Письменное задание A:
Определите, согласуются ли с предисловием утверждения (i), (ii) и (iii). На каждое ответьте «да» или «нет» и приведите точную цитату из предисловия, которая это решает.
(i) Авторы книг, о которых идет речь, как правило, не принимают во внимание суть того, что говорят и делают верующие.
(ii) В этих книгах религиозная вера представлена как одно из многих равноправных направлений человеческой мысли.
(iii) Поток таких книг со временем может стать предметом социологического анализа.
Письменное задание B: Верните без изменений фрагмент предисловия, начинающийся со слов «Предисловие» и продолжающийся вплоть до слов «и мировоззренческие системы.».

Текст страницы:

○ ○ ○ ○ ○ ○ ○

Предисловие
Сегодняшний поток книг, антагонистичных по отношению к религиозной вере, в свое время станет занятным предметом какого-нибудь социологического анализа. В них упорно проводится такое представление о религии, которое (если к нему отнестись всерьез) попутно выбрасывает за борт целый ряд других мыслительных систем человечества, включая многое из того, что мы привычно воспринимаем как науку. Иными словами, религиозная вера трактуется в них едва ли не как одиночная аберрация в поле человеческого рацио — как набор беспочвенных суеверий, громоздящихся над самоочевидным, суеверий, основанных — в лучшем случае — на слабых и ложных аргументах. Как правило, их авторы игнорируют суть того, что говорят и делают верующие, и в равной мере не замечают более широкой проблемы, заключающейся в том, как складываются и срабатывают мыслительные и мировоззренческие системы.

○ ○ ○ ○ ○ ○ ○

Исходные данные:
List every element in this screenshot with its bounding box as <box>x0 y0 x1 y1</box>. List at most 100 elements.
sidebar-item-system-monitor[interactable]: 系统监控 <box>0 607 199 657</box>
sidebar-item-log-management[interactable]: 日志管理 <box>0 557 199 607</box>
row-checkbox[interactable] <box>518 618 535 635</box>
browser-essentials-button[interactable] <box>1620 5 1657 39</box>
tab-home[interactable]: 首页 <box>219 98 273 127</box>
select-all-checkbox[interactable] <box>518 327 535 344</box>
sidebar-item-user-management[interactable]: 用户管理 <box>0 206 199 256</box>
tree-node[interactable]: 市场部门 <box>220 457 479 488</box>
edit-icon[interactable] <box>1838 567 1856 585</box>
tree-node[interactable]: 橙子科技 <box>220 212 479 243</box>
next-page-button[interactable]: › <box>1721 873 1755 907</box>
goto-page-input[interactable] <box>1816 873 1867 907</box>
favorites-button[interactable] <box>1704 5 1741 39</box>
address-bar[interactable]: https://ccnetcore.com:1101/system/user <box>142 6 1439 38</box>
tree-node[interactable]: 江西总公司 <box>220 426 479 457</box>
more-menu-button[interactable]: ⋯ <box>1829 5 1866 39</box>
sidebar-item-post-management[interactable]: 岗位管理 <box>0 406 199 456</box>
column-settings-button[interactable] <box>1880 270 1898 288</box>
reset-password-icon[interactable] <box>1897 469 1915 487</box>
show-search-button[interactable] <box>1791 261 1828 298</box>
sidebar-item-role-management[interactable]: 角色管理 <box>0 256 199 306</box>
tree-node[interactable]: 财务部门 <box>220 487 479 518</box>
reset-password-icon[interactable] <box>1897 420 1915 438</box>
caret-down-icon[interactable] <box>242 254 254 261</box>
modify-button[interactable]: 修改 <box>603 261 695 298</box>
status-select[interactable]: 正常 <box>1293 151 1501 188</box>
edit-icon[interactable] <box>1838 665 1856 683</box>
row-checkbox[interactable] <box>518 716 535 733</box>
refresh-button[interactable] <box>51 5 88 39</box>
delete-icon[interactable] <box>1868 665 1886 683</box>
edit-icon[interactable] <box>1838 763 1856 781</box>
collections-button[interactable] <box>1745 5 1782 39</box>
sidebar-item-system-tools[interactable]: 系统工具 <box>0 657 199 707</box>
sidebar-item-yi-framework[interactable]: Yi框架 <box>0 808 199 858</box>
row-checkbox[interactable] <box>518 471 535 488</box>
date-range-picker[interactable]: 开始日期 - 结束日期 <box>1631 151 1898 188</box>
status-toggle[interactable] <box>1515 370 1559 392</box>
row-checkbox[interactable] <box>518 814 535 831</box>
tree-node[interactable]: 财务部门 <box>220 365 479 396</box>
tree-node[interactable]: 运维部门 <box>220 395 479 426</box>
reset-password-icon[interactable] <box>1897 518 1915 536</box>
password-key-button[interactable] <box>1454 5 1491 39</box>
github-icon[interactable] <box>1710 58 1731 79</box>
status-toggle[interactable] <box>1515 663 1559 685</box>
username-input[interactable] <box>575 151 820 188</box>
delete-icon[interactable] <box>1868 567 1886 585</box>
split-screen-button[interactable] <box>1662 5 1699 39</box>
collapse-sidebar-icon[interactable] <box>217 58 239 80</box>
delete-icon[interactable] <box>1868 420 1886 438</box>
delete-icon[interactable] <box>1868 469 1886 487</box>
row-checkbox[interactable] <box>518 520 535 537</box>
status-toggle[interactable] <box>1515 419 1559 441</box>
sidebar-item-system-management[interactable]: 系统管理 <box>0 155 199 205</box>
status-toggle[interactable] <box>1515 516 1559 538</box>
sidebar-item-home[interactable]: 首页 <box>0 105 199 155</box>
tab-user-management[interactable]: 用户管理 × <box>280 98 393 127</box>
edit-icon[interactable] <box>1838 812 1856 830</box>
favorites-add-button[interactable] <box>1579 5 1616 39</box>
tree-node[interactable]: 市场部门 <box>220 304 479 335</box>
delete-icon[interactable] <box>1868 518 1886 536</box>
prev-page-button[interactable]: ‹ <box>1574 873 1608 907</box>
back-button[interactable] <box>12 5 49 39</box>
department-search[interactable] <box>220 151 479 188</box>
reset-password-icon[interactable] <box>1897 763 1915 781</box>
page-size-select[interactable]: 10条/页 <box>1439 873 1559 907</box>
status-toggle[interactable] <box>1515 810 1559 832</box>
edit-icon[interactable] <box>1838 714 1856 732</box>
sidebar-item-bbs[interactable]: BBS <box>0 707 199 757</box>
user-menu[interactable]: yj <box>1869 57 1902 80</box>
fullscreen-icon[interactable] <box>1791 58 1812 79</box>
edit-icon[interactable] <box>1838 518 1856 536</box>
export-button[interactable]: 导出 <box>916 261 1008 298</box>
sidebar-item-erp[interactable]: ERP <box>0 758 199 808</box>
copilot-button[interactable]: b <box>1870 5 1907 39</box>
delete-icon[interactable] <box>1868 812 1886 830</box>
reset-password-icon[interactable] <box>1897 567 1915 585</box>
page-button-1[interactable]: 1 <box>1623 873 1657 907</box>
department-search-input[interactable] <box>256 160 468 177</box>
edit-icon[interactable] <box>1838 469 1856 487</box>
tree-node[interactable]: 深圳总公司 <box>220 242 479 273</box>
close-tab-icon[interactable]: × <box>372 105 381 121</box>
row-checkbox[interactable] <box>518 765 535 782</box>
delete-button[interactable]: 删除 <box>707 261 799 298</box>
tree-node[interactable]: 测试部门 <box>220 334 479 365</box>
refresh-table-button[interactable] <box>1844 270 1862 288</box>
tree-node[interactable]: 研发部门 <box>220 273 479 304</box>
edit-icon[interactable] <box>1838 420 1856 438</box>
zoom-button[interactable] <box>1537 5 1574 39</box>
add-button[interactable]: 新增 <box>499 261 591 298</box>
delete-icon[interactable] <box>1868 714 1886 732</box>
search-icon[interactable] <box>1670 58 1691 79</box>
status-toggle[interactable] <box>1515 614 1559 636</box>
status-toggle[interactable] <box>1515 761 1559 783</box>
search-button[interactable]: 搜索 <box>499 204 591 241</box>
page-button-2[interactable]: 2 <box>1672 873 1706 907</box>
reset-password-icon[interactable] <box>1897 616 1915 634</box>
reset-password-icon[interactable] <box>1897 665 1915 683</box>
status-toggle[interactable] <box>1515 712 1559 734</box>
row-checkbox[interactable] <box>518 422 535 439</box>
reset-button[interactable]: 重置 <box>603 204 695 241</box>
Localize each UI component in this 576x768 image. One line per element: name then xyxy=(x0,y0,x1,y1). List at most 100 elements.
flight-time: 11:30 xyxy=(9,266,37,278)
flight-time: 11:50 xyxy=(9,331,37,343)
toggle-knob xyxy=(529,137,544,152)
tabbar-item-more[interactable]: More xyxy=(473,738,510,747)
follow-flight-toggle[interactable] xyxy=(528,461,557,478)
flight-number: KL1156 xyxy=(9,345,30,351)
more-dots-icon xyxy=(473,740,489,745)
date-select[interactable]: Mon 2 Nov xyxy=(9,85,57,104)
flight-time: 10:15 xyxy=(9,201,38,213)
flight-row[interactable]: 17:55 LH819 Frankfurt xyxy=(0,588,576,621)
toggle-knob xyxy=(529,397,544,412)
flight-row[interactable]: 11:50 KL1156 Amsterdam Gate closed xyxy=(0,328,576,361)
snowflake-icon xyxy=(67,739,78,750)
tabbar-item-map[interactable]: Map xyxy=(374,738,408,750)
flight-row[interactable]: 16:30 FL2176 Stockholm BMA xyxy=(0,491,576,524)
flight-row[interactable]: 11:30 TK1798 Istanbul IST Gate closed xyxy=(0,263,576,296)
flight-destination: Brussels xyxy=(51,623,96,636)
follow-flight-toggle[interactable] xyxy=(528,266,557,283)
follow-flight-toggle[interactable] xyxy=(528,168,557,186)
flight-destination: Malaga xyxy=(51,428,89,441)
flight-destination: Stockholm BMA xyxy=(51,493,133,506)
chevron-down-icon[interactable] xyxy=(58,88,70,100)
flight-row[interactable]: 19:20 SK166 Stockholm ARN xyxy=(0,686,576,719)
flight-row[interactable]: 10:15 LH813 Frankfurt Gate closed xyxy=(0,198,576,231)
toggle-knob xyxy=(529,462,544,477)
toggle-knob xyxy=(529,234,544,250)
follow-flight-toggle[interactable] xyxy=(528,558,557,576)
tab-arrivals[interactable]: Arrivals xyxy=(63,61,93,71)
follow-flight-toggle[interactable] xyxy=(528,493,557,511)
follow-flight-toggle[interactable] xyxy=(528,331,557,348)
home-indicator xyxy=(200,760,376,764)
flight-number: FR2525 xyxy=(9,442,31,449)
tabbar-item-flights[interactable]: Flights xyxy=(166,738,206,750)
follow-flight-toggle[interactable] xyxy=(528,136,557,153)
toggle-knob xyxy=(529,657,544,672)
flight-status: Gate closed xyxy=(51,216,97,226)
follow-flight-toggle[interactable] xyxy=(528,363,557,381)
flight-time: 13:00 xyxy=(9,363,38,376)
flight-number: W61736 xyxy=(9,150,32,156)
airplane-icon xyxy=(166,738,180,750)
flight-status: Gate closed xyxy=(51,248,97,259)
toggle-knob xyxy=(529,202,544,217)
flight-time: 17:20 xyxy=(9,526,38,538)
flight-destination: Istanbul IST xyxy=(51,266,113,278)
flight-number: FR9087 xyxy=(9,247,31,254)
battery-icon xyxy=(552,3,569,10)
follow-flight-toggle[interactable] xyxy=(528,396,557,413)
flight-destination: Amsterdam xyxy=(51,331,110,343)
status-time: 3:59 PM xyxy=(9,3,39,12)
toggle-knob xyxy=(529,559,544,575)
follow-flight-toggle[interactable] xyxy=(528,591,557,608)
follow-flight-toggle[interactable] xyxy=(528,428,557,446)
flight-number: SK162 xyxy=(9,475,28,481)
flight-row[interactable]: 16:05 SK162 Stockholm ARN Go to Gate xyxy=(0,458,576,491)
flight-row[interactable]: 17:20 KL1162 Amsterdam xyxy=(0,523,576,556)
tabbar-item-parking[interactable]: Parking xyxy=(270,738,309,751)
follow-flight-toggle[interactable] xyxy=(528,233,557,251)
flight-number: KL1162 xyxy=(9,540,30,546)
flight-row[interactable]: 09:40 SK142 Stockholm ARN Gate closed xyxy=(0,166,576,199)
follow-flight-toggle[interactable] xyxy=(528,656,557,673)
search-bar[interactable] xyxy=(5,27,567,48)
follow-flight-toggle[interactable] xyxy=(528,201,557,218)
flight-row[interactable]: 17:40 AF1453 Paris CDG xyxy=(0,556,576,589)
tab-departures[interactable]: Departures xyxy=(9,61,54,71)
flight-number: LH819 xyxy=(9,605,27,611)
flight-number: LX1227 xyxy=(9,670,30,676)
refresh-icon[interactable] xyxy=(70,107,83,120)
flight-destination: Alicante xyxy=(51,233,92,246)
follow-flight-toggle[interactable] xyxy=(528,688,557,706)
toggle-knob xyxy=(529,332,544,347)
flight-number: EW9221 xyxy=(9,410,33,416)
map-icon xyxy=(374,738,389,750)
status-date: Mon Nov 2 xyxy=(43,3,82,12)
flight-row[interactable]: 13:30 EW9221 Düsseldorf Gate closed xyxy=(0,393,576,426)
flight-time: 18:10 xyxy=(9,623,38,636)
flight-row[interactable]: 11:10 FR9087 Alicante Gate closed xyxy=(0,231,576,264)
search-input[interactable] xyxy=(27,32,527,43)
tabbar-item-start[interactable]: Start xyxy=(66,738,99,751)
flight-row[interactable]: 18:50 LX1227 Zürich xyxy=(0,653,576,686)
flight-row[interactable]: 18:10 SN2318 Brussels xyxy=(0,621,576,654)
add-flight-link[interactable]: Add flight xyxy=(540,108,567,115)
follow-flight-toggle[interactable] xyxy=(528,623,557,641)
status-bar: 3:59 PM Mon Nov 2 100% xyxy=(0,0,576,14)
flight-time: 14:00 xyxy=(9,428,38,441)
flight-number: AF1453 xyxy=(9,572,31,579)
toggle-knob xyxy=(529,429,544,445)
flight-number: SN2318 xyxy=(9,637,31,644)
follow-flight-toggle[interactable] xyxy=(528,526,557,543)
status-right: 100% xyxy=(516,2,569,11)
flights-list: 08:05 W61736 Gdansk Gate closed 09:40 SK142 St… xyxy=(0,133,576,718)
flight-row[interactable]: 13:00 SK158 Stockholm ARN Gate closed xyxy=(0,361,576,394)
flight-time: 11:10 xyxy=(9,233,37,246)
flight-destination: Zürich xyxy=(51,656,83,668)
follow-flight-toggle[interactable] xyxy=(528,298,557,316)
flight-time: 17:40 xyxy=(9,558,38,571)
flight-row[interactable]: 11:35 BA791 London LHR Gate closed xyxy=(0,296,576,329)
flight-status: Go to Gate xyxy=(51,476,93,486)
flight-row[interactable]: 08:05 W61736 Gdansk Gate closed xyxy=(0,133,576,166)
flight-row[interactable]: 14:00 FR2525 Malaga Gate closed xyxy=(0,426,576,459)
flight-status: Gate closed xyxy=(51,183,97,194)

○ ○ ○ ○ ○ ○ ○

Ответ A:
(i) Да: «Как правило, их авторы игнорируют суть того, что говорят и делают верующие».
(ii) Нет: «религиозная вера трактуется в них едва ли не как одиночная аберрация в поле человеческого рацио».
(iii) Да: «Сегодняшний поток книг, антагонистичных по отношению к религиозной вере, в свое время станет занятным предметом какого-нибудь социологического анализа».

Ответ B:
Предисловие
Сегодняшний поток книг, антагонистичных по отношению к религиозной вере, в свое время станет занятным предметом какого-нибудь социологического анализа. В них упорно проводится такое представление о религии, которое (если к нему отнестись всерьез) попутно выбрасывает за борт целый ряд других мыслительных систем человечества, включая многое из того, что мы привычно воспринимаем как науку. Иными словами, религиозная вера трактуется в них едва ли не как одиночная аберрация в поле человеческого рацио — как набор беспочвенных суеверий, громоздящихся над самоочевидным, суеверий, основанных — в лучшем случае — на слабых и ложных аргументах. Как правило, их авторы игнорируют суть того, что говорят и делают верующие, и в равной мере не замечают более широкой проблемы, заключающейся в том, как складываются и срабатывают мыслительные и мировоззренческие системы.